* begin *
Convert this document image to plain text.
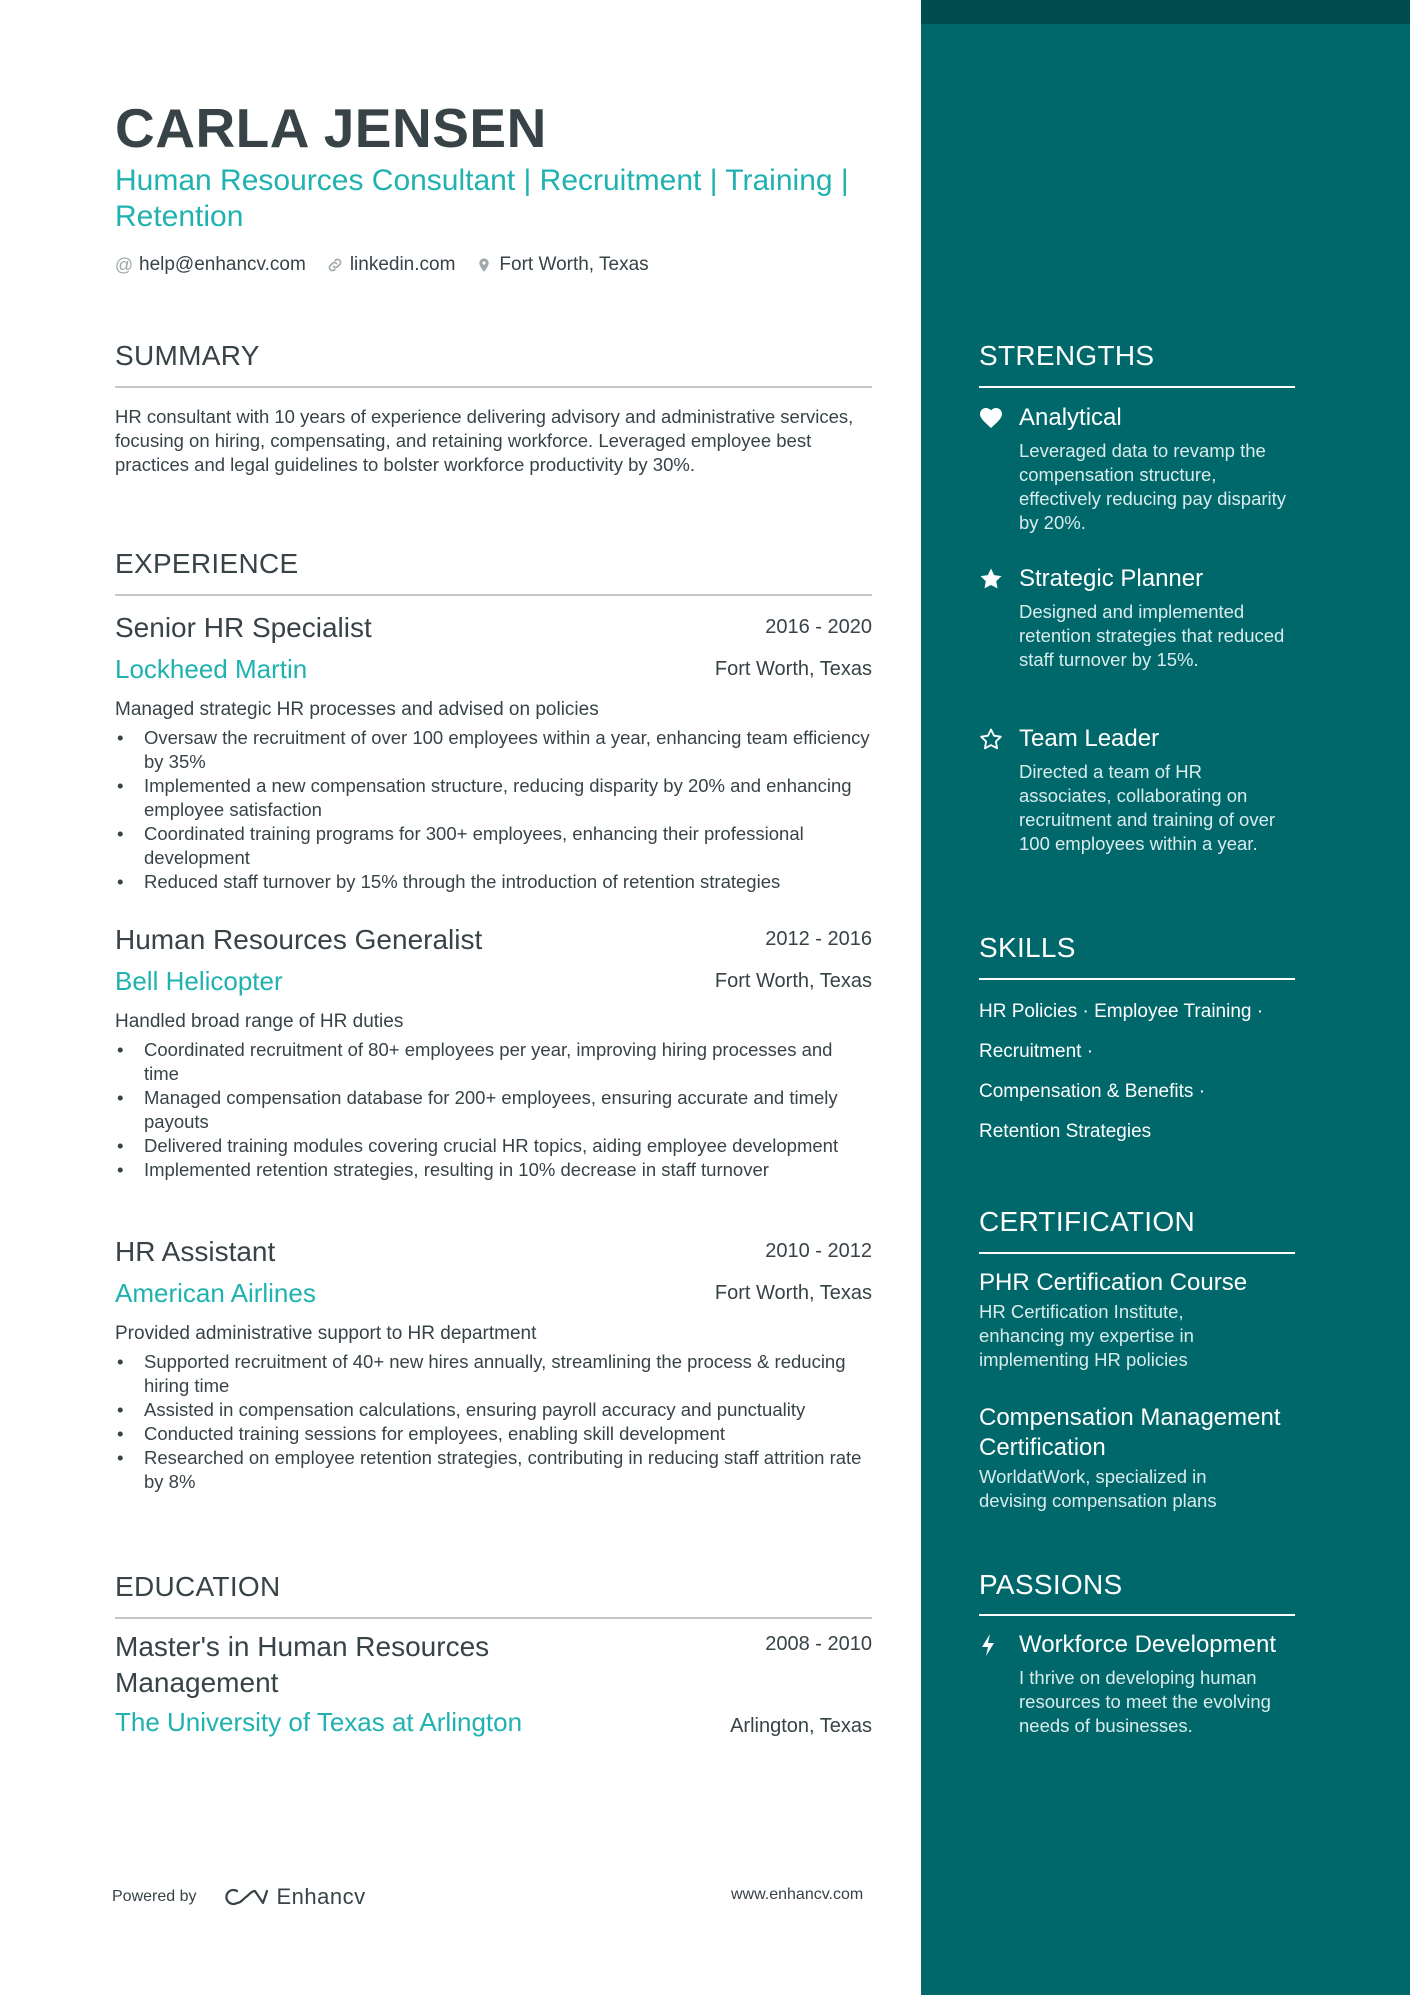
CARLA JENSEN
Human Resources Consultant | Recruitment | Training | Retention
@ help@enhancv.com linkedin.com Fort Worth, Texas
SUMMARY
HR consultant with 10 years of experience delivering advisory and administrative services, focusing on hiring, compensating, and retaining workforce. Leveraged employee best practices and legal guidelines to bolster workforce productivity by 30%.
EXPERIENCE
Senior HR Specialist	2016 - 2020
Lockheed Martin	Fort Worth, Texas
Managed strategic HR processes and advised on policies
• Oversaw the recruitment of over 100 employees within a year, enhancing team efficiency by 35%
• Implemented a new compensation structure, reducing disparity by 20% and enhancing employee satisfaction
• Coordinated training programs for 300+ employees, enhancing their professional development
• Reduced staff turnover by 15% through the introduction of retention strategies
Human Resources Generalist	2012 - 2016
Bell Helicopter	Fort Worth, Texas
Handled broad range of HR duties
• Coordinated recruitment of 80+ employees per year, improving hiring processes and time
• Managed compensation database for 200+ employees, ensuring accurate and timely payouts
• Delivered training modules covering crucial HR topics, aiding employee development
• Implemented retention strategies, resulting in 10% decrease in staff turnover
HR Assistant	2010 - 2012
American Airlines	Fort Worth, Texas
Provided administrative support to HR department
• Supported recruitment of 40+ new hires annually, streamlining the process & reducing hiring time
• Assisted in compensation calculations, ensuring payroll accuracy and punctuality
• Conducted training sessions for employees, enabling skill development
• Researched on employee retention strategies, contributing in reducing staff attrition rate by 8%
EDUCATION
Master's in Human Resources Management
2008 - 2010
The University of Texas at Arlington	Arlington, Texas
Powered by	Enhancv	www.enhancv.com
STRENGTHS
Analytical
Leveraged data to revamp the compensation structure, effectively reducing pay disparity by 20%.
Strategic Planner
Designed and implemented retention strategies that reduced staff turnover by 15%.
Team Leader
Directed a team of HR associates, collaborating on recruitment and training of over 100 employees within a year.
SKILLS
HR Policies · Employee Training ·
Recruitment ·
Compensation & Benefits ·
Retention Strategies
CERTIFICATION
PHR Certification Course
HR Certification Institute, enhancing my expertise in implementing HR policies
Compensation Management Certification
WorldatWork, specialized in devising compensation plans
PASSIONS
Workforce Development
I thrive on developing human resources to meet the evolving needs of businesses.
* end *
WHAT IS REQUIRED: Give back the entries verbatim. Do not include any picture.

PROBLEM SOLUTION:
Convert this document image to plain text.
CARLA JENSEN
Human Resources Consultant | Recruitment | Training | Retention
@ help@enhancv.com linkedin.com Fort Worth, Texas
SUMMARY
HR consultant with 10 years of experience delivering advisory and administrative services, focusing on hiring, compensating, and retaining workforce. Leveraged employee best practices and legal guidelines to bolster workforce productivity by 30%.
EXPERIENCE
Senior HR Specialist	2016 - 2020
Lockheed Martin	Fort Worth, Texas
Managed strategic HR processes and advised on policies
• Oversaw the recruitment of over 100 employees within a year, enhancing team efficiency by 35%
• Implemented a new compensation structure, reducing disparity by 20% and enhancing employee satisfaction
• Coordinated training programs for 300+ employees, enhancing their professional development
• Reduced staff turnover by 15% through the introduction of retention strategies
Human Resources Generalist	2012 - 2016
Bell Helicopter	Fort Worth, Texas
Handled broad range of HR duties
• Coordinated recruitment of 80+ employees per year, improving hiring processes and time
• Managed compensation database for 200+ employees, ensuring accurate and timely payouts
• Delivered training modules covering crucial HR topics, aiding employee development
• Implemented retention strategies, resulting in 10% decrease in staff turnover
HR Assistant	2010 - 2012
American Airlines	Fort Worth, Texas
Provided administrative support to HR department
• Supported recruitment of 40+ new hires annually, streamlining the process & reducing hiring time
• Assisted in compensation calculations, ensuring payroll accuracy and punctuality
• Conducted training sessions for employees, enabling skill development
• Researched on employee retention strategies, contributing in reducing staff attrition rate by 8%
EDUCATION
Master's in Human Resources Management
2008 - 2010
The University of Texas at Arlington	Arlington, Texas
Powered by	Enhancv	www.enhancv.com
STRENGTHS
Analytical
Leveraged data to revamp the compensation structure, effectively reducing pay disparity by 20%.
Strategic Planner
Designed and implemented retention strategies that reduced staff turnover by 15%.
Team Leader
Directed a team of HR associates, collaborating on recruitment and training of over 100 employees within a year.
SKILLS
HR Policies · Employee Training ·
Recruitment ·
Compensation & Benefits ·
Retention Strategies
CERTIFICATION
PHR Certification Course
HR Certification Institute, enhancing my expertise in implementing HR policies
Compensation Management Certification
WorldatWork, specialized in devising compensation plans
PASSIONS
Workforce Development
I thrive on developing human resources to meet the evolving needs of businesses.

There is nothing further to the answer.